• OBJECTIVE
Output the records exactly. Include every line.

• MATERIAL PROVIDED
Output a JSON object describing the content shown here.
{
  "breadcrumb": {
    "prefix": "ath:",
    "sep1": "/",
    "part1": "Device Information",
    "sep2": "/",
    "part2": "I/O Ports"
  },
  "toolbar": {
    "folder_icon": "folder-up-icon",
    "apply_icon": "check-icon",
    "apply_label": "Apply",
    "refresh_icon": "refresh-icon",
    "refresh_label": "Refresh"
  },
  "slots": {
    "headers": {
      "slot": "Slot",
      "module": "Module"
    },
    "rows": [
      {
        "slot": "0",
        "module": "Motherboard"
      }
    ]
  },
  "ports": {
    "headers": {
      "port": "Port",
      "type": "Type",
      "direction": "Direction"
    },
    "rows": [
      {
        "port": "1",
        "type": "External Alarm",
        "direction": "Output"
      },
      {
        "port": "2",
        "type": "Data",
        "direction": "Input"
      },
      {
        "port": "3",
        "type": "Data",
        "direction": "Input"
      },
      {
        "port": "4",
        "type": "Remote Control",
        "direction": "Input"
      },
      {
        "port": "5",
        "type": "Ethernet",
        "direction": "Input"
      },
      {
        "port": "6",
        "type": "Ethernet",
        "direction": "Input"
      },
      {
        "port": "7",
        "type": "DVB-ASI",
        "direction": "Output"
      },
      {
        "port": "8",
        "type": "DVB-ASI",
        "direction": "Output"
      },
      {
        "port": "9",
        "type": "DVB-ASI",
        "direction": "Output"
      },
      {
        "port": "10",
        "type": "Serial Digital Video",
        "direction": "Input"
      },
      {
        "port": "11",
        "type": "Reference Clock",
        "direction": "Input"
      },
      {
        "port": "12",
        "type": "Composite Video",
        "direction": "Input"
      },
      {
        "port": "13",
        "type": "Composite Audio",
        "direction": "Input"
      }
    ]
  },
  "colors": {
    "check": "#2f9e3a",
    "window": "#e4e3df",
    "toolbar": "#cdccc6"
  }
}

• COMPLETE OUTPUT
Output a JSON object describing the content shown here.
{
  "breadcrumb": {
    "prefix": "ath:",
    "sep1": "/",
    "part1": "Device Information",
    "sep2": "/",
    "part2": "I/O Ports"
  },
  "toolbar": {
    "folder_icon": "folder-up-icon",
    "apply_icon": "check-icon",
    "apply_label": "Apply",
    "refresh_icon": "refresh-icon",
    "refresh_label": "Refresh"
  },
  "slots": {
    "headers": {
      "slot": "Slot",
      "module": "Module"
    },
    "rows": [
      {
        "slot": "0",
        "module": "Motherboard"
      }
    ]
  },
  "ports": {
    "headers": {
      "port": "Port",
      "type": "Type",
      "direction": "Direction"
    },
    "rows": [
      {
        "port": "1",
        "type": "External Alarm",
        "direction": "Output"
      },
      {
        "port": "2",
        "type": "Data",
        "direction": "Input"
      },
      {
        "port": "3",
        "type": "Data",
        "direction": "Input"
      },
      {
        "port": "4",
        "type": "Remote Control",
        "direction": "Input"
      },
      {
        "port": "5",
        "type": "Ethernet",
        "direction": "Input"
      },
      {
        "port": "6",
        "type": "Ethernet",
        "direction": "Input"
      },
      {
        "port": "7",
        "type": "DVB-ASI",
        "direction": "Output"
      },
      {
        "port": "8",
        "type": "DVB-ASI",
        "direction": "Output"
      },
      {
        "port": "9",
        "type": "DVB-ASI",
        "direction": "Output"
      },
      {
        "port": "10",
        "type": "Serial Digital Video",
        "direction": "Input"
      },
      {
        "port": "11",
        "type": "Reference Clock",
        "direction": "Input"
      },
      {
        "port": "12",
        "type": "Composite Video",
        "direction": "Input"
      },
      {
        "port": "13",
        "type": "Composite Audio",
        "direction": "Input"
      }
    ]
  },
  "colors": {
    "check": "#2f9e3a",
    "window": "#e4e3df",
    "toolbar": "#cdccc6"
  }
}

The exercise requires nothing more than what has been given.